Records from a data source
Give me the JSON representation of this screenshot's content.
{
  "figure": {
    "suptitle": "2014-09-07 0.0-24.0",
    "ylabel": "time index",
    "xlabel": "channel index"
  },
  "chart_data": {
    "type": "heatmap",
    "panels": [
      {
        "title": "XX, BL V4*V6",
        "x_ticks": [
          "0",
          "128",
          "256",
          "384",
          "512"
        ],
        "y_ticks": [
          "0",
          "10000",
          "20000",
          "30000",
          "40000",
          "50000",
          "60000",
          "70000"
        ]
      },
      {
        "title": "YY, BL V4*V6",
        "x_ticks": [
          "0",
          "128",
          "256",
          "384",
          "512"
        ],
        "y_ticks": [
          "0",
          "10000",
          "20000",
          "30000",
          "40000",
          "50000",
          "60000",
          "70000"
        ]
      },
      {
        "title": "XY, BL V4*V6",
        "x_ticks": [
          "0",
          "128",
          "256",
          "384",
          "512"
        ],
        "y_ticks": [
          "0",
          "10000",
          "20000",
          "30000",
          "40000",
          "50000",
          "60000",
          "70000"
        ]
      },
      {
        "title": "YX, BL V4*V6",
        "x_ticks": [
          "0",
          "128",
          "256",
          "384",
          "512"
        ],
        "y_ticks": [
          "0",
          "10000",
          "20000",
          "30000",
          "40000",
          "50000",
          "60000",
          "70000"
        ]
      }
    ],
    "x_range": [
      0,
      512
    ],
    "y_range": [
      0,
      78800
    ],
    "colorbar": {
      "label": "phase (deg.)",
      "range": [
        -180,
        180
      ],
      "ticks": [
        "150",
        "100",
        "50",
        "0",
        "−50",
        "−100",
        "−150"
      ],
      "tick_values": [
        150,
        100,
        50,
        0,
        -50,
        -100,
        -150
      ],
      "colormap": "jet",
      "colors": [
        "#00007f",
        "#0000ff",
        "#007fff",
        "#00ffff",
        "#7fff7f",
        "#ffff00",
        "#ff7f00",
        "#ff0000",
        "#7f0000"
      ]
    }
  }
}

What you are asked to do → Write out all the entries exactly.

Answer to this problem →
Give me the JSON representation of this screenshot's content.
{
  "figure": {
    "suptitle": "2014-09-07 0.0-24.0",
    "ylabel": "time index",
    "xlabel": "channel index"
  },
  "chart_data": {
    "type": "heatmap",
    "panels": [
      {
        "title": "XX, BL V4*V6",
        "x_ticks": [
          "0",
          "128",
          "256",
          "384",
          "512"
        ],
        "y_ticks": [
          "0",
          "10000",
          "20000",
          "30000",
          "40000",
          "50000",
          "60000",
          "70000"
        ]
      },
      {
        "title": "YY, BL V4*V6",
        "x_ticks": [
          "0",
          "128",
          "256",
          "384",
          "512"
        ],
        "y_ticks": [
          "0",
          "10000",
          "20000",
          "30000",
          "40000",
          "50000",
          "60000",
          "70000"
        ]
      },
      {
        "title": "XY, BL V4*V6",
        "x_ticks": [
          "0",
          "128",
          "256",
          "384",
          "512"
        ],
        "y_ticks": [
          "0",
          "10000",
          "20000",
          "30000",
          "40000",
          "50000",
          "60000",
          "70000"
        ]
      },
      {
        "title": "YX, BL V4*V6",
        "x_ticks": [
          "0",
          "128",
          "256",
          "384",
          "512"
        ],
        "y_ticks": [
          "0",
          "10000",
          "20000",
          "30000",
          "40000",
          "50000",
          "60000",
          "70000"
        ]
      }
    ],
    "x_range": [
      0,
      512
    ],
    "y_range": [
      0,
      78800
    ],
    "colorbar": {
      "label": "phase (deg.)",
      "range": [
        -180,
        180
      ],
      "ticks": [
        "150",
        "100",
        "50",
        "0",
        "−50",
        "−100",
        "−150"
      ],
      "tick_values": [
        150,
        100,
        50,
        0,
        -50,
        -100,
        -150
      ],
      "colormap": "jet",
      "colors": [
        "#00007f",
        "#0000ff",
        "#007fff",
        "#00ffff",
        "#7fff7f",
        "#ffff00",
        "#ff7f00",
        "#ff0000",
        "#7f0000"
      ]
    }
  }
}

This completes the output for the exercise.